■ WRITTEN TASK ■
Change "fib-price-label" to "fib-value-label" in the part of the items that opens with the line containing "UI element localization: list each with its bbox. List" and closes with the line containing "candle-body <box>3 75 7 77</box>". Write that part out again with everything else left as it is.

-- Start RECORDS --

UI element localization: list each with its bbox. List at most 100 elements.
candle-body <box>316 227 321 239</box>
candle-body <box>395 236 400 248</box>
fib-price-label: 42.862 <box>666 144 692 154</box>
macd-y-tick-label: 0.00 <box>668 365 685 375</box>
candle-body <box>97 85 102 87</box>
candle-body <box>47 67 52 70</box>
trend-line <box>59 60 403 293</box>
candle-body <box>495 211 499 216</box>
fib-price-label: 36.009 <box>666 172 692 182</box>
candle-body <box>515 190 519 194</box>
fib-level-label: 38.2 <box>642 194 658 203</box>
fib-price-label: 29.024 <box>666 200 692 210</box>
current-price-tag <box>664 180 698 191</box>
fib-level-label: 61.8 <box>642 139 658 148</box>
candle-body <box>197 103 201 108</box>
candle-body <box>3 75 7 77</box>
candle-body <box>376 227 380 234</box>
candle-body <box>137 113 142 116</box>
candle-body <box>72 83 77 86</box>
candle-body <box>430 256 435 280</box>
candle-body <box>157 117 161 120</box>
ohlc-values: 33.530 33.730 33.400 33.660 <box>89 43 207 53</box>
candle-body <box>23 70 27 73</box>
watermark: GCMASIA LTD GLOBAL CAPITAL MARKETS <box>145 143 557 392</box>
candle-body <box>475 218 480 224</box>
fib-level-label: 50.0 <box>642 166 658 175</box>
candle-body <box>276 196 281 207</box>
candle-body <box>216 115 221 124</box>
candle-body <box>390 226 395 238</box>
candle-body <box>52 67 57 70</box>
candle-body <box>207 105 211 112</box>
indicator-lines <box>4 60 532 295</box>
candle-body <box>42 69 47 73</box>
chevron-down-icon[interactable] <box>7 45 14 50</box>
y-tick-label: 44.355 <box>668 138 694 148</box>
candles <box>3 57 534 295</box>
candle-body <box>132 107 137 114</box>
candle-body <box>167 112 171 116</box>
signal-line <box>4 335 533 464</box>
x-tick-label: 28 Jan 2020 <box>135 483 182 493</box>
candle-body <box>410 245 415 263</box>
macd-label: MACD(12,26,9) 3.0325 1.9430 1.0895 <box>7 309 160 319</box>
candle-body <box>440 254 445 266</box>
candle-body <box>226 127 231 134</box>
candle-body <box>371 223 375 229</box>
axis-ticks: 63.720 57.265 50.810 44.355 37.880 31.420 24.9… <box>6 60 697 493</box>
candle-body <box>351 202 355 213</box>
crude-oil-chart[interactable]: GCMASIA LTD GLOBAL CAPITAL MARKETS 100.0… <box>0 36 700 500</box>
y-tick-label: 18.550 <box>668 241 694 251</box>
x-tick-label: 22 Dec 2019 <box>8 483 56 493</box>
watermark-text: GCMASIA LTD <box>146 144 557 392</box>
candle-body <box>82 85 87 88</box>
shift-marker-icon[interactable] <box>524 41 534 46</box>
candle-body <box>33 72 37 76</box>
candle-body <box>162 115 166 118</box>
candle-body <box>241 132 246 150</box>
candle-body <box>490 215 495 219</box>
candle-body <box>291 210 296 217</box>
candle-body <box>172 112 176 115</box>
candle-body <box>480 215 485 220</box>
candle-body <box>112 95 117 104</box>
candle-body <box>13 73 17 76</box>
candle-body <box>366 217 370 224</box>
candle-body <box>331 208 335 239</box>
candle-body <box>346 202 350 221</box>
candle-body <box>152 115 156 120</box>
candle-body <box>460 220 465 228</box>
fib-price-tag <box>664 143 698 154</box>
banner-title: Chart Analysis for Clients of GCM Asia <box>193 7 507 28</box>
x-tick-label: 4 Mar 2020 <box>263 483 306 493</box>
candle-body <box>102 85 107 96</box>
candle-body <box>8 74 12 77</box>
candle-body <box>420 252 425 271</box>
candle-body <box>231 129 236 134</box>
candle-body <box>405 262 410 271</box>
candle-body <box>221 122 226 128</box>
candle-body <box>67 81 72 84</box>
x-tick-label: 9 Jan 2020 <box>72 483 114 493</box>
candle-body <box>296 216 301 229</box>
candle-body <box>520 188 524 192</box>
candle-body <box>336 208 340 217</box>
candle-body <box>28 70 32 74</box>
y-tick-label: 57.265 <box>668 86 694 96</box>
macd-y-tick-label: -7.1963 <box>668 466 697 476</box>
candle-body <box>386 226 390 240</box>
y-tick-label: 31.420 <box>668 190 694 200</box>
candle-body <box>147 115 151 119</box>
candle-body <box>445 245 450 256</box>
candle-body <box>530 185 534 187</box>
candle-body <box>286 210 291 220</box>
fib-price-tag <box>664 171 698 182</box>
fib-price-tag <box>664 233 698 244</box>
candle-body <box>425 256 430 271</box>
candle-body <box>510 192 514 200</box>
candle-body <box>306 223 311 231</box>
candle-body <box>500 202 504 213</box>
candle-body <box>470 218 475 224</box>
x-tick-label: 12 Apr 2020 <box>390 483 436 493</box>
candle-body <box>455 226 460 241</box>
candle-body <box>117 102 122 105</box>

-- End RECORDS --
-- Start RECORDS --

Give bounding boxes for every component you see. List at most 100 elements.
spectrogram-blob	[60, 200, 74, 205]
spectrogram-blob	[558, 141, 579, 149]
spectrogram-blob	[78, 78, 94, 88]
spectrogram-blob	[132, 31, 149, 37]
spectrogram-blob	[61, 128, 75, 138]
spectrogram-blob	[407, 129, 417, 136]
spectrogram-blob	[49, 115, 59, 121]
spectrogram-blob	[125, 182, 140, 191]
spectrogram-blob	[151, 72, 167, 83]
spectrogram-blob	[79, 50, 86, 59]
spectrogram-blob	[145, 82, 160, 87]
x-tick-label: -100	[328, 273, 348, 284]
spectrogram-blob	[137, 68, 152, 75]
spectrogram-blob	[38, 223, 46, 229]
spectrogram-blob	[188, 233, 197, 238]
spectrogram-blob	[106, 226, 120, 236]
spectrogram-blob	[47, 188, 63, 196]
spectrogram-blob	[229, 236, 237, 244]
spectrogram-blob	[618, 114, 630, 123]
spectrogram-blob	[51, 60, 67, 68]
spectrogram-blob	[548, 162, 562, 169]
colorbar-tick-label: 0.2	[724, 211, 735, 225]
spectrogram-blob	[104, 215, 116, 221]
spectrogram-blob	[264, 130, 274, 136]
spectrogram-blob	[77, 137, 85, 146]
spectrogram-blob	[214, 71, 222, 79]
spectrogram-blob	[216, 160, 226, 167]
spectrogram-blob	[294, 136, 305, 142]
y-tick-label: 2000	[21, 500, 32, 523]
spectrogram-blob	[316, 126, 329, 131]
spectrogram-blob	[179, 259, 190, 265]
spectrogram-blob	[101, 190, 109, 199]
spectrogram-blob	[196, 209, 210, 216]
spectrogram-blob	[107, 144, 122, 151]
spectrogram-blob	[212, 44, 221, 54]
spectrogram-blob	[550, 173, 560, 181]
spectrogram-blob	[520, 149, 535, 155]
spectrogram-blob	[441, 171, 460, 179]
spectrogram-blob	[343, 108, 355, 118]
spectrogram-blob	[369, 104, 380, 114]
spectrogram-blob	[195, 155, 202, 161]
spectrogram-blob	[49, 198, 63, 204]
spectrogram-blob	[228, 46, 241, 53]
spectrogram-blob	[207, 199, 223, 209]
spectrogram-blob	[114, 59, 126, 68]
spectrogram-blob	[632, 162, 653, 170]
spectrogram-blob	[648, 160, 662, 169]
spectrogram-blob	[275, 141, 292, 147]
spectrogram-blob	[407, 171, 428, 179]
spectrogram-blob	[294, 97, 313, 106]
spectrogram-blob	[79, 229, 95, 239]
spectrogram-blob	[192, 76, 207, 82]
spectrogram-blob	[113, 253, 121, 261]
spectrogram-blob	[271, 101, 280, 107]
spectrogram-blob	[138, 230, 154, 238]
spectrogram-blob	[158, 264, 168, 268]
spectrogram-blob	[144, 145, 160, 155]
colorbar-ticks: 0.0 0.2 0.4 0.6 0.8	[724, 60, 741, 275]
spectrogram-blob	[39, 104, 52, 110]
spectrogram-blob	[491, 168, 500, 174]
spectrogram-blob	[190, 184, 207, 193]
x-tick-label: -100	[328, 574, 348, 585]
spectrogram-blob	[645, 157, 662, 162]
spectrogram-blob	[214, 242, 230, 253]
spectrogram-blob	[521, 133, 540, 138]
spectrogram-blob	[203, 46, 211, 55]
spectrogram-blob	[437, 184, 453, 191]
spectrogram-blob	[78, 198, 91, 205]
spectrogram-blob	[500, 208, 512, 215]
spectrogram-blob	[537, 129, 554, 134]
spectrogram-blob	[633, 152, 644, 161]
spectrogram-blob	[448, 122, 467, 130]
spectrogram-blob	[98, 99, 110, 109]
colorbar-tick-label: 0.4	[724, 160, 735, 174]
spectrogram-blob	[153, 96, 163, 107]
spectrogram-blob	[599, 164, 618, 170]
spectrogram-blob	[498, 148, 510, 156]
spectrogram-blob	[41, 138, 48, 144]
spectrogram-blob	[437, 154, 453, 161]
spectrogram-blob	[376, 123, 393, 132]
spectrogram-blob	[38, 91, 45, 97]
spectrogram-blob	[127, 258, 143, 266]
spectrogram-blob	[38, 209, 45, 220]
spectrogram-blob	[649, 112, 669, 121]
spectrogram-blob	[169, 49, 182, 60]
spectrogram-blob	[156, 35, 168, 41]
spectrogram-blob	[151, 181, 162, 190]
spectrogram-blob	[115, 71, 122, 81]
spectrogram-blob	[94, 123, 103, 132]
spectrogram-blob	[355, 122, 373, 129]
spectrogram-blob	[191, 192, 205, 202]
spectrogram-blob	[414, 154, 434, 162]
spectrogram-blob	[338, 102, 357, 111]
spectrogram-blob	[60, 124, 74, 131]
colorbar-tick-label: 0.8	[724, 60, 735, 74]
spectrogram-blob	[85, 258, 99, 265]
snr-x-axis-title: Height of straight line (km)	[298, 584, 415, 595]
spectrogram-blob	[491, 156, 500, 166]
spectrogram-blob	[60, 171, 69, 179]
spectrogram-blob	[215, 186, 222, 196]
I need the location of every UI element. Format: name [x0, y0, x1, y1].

-- End RECORDS --
-- Start RECORDS --

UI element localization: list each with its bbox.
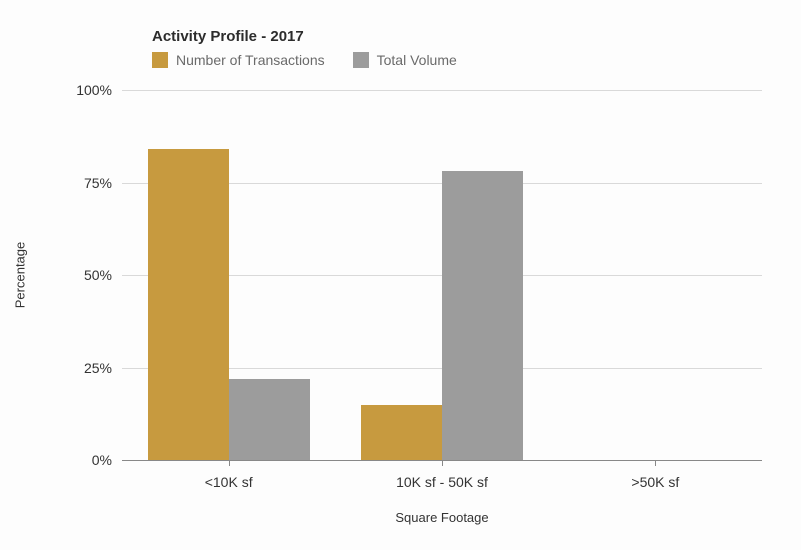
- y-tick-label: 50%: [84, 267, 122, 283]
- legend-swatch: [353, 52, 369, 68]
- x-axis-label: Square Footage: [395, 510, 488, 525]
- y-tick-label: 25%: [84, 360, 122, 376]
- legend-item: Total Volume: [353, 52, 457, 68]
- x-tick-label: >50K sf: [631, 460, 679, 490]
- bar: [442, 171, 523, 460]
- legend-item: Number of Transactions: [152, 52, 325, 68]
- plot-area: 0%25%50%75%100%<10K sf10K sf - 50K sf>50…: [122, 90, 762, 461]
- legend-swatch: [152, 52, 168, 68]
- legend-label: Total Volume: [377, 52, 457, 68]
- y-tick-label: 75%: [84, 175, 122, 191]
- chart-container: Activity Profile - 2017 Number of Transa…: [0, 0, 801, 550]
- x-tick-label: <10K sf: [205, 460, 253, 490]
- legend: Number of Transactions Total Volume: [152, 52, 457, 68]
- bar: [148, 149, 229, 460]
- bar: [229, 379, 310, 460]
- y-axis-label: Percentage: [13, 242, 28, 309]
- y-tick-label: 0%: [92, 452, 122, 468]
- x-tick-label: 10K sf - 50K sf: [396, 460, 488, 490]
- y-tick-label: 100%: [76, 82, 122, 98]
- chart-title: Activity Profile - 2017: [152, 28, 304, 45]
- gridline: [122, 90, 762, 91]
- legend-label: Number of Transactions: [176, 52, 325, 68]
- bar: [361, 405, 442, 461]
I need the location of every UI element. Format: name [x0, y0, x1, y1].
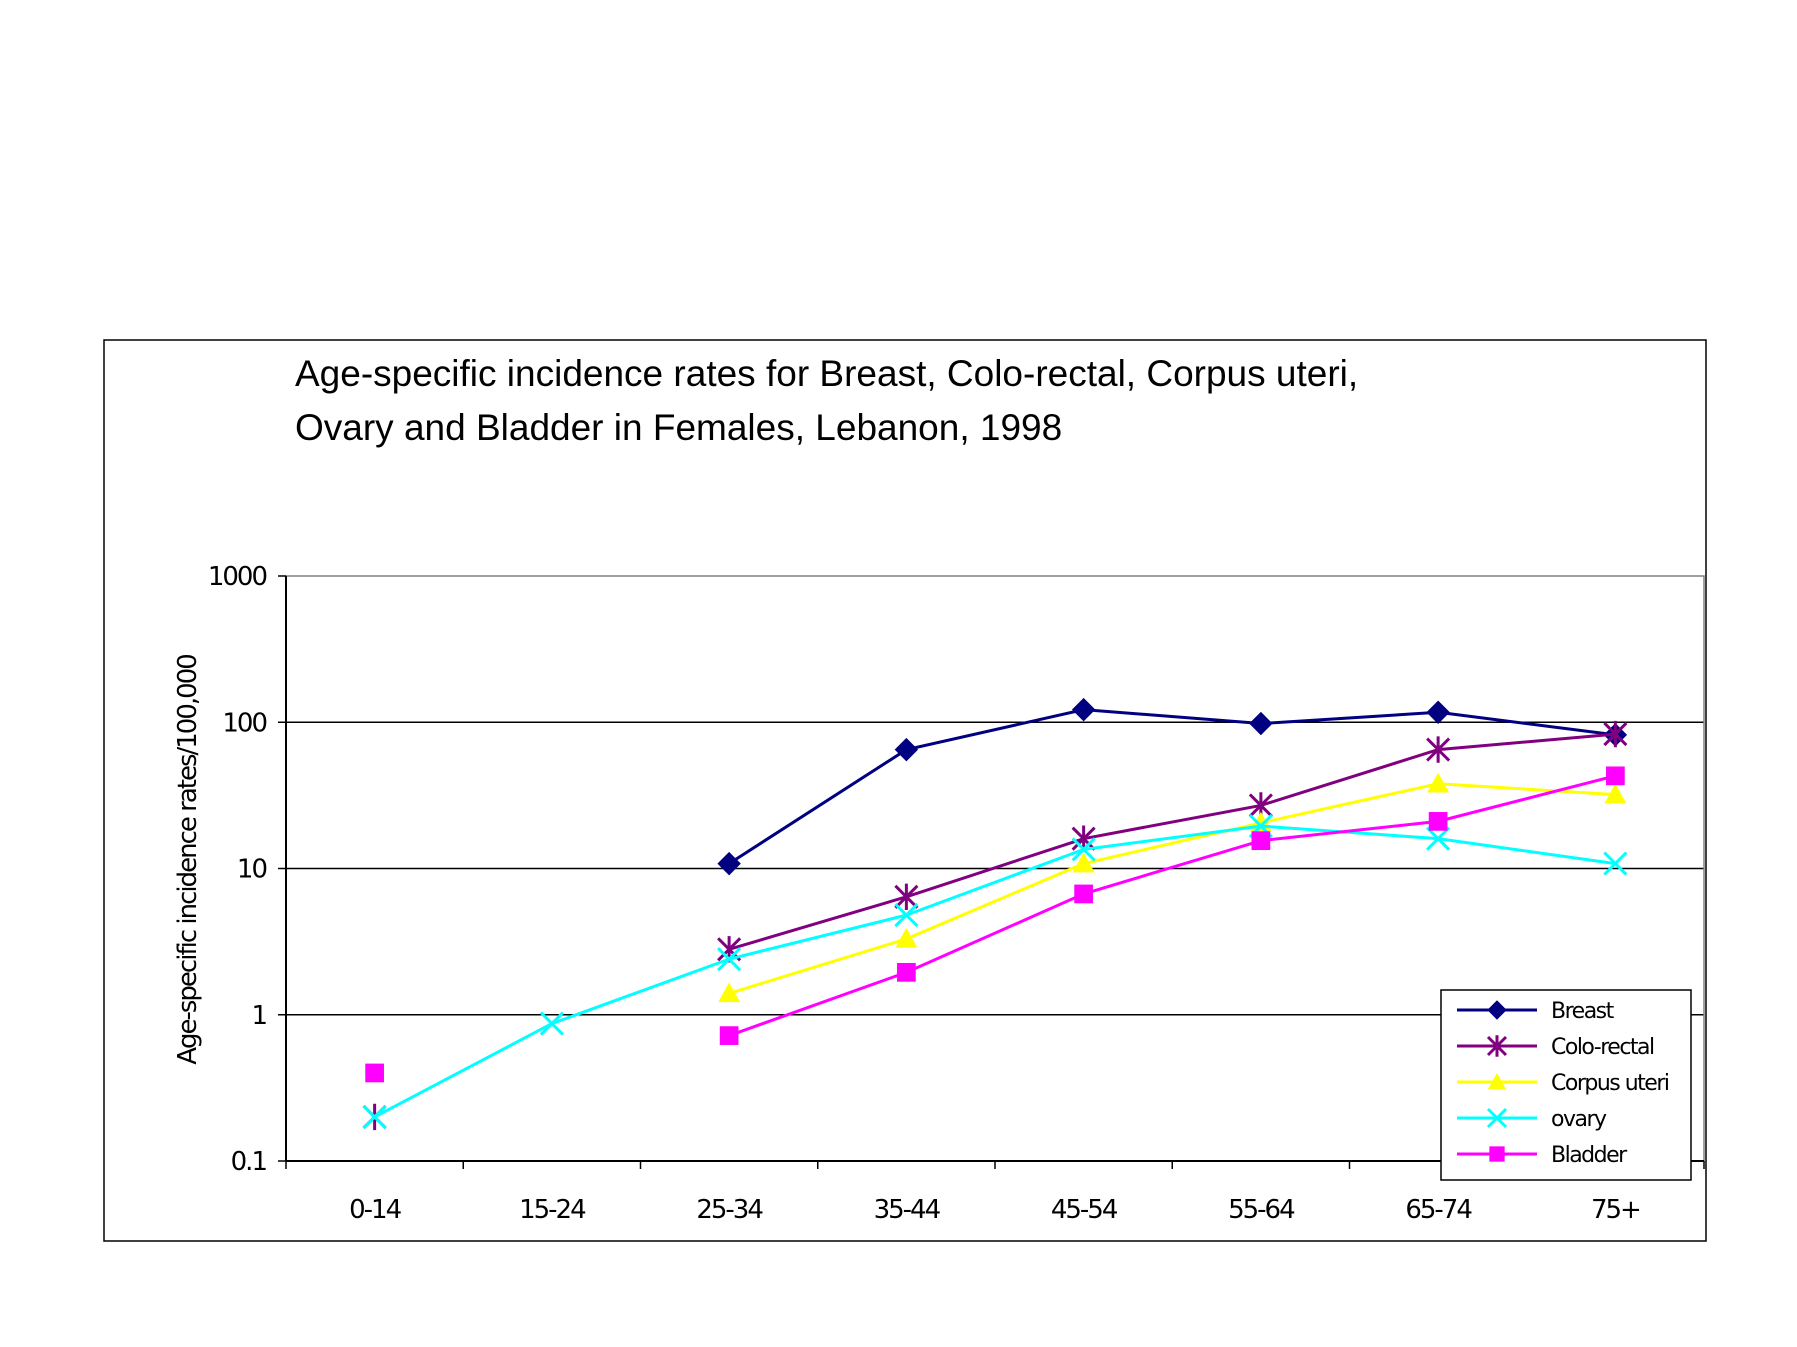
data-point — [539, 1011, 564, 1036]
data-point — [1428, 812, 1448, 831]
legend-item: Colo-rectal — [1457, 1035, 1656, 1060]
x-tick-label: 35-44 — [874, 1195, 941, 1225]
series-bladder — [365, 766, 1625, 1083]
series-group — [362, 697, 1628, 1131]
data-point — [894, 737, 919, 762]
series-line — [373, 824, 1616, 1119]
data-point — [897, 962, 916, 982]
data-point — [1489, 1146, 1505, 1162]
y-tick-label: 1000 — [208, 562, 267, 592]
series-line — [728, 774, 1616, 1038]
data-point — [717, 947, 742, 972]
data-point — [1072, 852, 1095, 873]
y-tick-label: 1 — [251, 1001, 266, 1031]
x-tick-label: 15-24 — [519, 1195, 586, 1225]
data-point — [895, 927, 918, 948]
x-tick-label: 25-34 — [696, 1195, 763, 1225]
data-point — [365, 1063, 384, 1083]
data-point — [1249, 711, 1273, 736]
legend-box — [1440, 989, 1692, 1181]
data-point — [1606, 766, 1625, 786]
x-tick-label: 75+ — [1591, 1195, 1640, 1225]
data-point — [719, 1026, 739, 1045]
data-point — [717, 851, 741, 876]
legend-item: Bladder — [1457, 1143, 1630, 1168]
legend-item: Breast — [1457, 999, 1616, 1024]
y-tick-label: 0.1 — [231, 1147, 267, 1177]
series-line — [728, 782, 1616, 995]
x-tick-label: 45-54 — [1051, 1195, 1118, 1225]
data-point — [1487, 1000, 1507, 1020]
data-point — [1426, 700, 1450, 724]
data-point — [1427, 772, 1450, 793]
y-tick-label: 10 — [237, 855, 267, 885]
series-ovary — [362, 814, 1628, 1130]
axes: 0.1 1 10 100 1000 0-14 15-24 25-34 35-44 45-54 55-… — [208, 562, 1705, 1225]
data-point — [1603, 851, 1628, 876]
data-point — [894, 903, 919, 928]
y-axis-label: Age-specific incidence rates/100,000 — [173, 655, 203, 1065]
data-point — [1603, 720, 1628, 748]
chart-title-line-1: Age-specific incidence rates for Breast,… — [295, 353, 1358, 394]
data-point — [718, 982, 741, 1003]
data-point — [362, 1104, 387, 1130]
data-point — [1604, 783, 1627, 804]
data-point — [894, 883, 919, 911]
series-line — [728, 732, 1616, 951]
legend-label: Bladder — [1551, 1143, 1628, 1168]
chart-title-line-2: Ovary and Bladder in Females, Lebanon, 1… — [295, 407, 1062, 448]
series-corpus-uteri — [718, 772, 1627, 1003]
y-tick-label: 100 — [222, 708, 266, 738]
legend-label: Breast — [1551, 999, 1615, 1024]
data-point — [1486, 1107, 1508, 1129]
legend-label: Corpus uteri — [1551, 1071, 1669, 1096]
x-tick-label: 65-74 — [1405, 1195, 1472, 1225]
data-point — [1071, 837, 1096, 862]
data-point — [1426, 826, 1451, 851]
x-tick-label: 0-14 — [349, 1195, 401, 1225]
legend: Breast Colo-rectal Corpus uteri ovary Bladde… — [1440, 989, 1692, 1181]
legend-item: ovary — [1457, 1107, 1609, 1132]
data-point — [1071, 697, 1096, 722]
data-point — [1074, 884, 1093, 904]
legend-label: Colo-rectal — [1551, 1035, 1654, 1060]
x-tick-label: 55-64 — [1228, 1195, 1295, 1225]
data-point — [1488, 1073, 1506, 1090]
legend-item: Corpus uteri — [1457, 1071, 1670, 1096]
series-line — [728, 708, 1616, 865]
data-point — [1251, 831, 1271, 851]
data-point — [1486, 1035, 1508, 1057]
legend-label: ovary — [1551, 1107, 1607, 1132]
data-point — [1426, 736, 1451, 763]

-- End RECORDS --

■ RESPONSE FOR THIS EXERCISE ■
UI element localization: list each with its bbox. List at most 100 elements.
candle-body <box>316 227 321 239</box>
candle-body <box>395 236 400 248</box>
fib-value-label: 42.862 <box>666 144 692 154</box>
macd-y-tick-label: 0.00 <box>668 365 685 375</box>
candle-body <box>97 85 102 87</box>
candle-body <box>47 67 52 70</box>
trend-line <box>59 60 403 293</box>
candle-body <box>495 211 499 216</box>
fib-value-label: 36.009 <box>666 172 692 182</box>
candle-body <box>515 190 519 194</box>
fib-level-label: 38.2 <box>642 194 658 203</box>
fib-value-label: 29.024 <box>666 200 692 210</box>
current-price-tag <box>664 180 698 191</box>
fib-level-label: 61.8 <box>642 139 658 148</box>
candle-body <box>197 103 201 108</box>
candle-body <box>3 75 7 77</box>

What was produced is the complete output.